[Records from a data source]
►

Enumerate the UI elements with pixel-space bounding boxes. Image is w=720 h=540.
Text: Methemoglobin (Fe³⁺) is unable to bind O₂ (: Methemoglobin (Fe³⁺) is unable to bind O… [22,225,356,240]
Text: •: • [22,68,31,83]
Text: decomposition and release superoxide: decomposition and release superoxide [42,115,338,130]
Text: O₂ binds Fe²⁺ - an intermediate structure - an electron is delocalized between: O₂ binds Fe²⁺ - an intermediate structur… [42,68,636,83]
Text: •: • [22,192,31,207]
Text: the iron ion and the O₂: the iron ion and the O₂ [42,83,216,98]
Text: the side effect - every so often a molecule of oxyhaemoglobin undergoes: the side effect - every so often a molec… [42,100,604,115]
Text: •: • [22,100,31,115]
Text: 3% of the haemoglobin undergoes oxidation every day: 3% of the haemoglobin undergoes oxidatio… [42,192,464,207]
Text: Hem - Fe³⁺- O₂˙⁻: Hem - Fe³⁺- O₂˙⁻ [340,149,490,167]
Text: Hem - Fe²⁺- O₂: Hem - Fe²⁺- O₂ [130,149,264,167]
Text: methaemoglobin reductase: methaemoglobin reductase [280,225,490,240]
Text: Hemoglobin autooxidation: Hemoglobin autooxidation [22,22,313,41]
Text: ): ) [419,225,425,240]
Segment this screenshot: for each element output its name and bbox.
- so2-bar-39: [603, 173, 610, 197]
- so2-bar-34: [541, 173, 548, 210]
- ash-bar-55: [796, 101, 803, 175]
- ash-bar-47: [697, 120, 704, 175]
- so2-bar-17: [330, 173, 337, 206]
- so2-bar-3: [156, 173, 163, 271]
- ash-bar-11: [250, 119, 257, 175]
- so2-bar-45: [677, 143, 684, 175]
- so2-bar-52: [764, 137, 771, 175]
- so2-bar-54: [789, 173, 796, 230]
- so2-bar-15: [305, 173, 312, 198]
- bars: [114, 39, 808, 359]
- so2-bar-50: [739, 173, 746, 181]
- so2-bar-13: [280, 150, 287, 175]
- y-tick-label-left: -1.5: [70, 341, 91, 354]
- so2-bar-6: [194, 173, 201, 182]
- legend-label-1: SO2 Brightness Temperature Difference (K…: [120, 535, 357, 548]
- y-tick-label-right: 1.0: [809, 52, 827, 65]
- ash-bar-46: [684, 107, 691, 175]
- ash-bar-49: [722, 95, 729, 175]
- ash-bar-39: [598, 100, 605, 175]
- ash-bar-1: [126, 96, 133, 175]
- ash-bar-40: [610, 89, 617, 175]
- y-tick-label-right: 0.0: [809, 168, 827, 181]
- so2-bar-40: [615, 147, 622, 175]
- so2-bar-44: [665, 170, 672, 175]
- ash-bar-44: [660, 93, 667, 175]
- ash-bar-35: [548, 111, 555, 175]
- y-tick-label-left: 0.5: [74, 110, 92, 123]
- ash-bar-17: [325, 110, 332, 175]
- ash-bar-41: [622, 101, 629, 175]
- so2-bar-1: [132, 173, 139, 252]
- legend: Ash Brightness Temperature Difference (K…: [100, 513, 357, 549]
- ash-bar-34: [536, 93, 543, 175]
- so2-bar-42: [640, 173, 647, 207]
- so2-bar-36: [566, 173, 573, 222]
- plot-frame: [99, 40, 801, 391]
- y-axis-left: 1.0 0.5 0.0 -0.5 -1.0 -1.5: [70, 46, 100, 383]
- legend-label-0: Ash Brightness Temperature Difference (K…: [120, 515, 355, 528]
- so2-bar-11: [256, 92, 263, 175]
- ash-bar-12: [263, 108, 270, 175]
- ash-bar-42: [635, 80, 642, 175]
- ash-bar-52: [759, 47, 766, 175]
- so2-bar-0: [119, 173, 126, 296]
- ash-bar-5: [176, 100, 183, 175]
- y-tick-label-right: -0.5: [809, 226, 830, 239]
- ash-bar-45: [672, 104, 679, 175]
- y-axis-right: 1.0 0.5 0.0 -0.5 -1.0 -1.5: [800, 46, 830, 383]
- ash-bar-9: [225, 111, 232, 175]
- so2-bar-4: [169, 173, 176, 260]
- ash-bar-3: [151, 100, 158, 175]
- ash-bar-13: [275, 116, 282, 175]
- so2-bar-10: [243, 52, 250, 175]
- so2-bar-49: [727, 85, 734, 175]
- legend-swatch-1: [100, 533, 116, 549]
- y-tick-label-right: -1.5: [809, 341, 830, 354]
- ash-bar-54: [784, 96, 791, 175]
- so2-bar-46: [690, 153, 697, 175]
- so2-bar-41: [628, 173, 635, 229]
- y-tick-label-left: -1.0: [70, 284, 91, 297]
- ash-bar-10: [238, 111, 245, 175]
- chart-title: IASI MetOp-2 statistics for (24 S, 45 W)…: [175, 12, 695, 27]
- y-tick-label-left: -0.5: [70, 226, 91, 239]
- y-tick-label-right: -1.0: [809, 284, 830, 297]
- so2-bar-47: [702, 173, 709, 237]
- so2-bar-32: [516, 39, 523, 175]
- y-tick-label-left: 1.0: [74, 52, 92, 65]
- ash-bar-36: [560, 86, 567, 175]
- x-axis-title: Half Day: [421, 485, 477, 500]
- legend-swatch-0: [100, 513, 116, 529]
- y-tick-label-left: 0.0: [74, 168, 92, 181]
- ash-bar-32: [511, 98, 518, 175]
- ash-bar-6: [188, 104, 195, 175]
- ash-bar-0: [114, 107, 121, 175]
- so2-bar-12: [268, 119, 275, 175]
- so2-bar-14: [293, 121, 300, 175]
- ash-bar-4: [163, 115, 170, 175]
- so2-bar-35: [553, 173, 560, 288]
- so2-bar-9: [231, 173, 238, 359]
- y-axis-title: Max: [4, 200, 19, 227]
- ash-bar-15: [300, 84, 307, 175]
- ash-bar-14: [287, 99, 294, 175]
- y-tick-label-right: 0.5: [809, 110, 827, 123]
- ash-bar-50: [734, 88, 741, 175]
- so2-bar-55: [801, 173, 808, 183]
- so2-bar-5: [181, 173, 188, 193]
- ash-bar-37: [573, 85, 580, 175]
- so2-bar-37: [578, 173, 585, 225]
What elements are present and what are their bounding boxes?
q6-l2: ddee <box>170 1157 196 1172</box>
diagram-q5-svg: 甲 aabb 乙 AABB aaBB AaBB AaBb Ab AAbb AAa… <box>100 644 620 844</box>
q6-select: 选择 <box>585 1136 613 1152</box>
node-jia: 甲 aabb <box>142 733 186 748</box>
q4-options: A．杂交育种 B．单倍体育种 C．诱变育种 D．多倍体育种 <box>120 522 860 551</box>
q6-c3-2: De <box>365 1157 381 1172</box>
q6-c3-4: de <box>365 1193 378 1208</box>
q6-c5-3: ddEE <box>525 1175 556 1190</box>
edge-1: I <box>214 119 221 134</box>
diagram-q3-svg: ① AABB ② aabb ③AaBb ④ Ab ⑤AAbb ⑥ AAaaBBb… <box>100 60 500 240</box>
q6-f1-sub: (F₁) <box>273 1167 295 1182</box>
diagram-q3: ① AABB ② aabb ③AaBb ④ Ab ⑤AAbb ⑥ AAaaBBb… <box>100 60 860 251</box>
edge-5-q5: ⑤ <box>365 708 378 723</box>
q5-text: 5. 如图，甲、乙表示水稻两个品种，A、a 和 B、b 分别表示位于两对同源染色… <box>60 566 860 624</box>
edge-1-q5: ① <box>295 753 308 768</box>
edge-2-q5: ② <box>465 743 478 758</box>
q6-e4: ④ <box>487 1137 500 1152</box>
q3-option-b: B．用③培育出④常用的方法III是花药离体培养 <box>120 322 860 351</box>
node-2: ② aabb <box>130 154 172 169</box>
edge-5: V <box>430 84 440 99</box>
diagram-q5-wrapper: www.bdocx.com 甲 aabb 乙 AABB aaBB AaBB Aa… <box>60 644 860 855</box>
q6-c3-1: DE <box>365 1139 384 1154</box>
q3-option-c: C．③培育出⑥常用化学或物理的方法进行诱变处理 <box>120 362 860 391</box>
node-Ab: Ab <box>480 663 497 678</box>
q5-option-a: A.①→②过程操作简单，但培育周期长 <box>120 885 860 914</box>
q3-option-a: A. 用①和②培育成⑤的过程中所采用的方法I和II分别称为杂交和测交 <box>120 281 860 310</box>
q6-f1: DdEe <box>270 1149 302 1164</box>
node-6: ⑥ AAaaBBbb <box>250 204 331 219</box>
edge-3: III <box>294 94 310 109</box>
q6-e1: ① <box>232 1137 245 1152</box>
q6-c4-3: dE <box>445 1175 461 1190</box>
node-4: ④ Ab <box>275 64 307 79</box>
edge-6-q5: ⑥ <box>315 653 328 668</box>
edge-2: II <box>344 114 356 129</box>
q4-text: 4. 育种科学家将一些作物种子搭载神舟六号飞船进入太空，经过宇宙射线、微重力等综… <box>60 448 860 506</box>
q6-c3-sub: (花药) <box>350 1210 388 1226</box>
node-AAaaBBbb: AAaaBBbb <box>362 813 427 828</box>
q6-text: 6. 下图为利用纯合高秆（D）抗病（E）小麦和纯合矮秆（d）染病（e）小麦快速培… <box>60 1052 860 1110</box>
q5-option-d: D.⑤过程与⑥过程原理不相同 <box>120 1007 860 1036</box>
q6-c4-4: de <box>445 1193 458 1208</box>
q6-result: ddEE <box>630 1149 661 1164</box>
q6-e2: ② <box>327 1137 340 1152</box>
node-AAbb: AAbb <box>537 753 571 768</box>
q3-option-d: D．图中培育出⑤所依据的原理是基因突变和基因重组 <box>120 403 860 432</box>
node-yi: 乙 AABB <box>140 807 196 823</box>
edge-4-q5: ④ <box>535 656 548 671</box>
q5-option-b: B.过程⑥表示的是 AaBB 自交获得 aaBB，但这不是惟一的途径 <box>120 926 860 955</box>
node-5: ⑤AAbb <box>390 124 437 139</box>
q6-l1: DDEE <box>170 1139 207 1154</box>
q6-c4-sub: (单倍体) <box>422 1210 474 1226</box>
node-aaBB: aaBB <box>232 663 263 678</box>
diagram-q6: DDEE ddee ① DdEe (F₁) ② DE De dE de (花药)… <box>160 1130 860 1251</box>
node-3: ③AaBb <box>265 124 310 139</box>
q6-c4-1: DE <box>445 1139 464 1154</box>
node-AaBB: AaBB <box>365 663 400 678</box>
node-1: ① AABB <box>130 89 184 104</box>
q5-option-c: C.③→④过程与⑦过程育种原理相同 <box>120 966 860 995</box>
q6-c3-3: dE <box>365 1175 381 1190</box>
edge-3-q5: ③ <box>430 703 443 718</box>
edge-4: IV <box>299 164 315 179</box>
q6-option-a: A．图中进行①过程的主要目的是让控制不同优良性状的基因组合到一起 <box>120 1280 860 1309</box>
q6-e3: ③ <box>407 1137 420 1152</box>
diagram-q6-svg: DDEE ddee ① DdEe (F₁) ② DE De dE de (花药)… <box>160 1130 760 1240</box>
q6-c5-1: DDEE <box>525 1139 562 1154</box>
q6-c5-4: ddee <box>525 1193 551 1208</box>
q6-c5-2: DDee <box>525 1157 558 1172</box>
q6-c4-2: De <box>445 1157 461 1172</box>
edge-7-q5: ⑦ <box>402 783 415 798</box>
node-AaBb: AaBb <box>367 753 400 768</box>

◄

[Given task] Pick out each line above that contains the string "⑤AAbb", and copy every such line in full.

[Answer below]
diagram-q3-svg: ① AABB ② aabb ③AaBb ④ Ab ⑤AAbb ⑥ AAaaBBb… <box>100 60 500 240</box>
diagram-q3: ① AABB ② aabb ③AaBb ④ Ab ⑤AAbb ⑥ AAaaBBb… <box>100 60 860 251</box>
node-5: ⑤AAbb <box>390 124 437 139</box>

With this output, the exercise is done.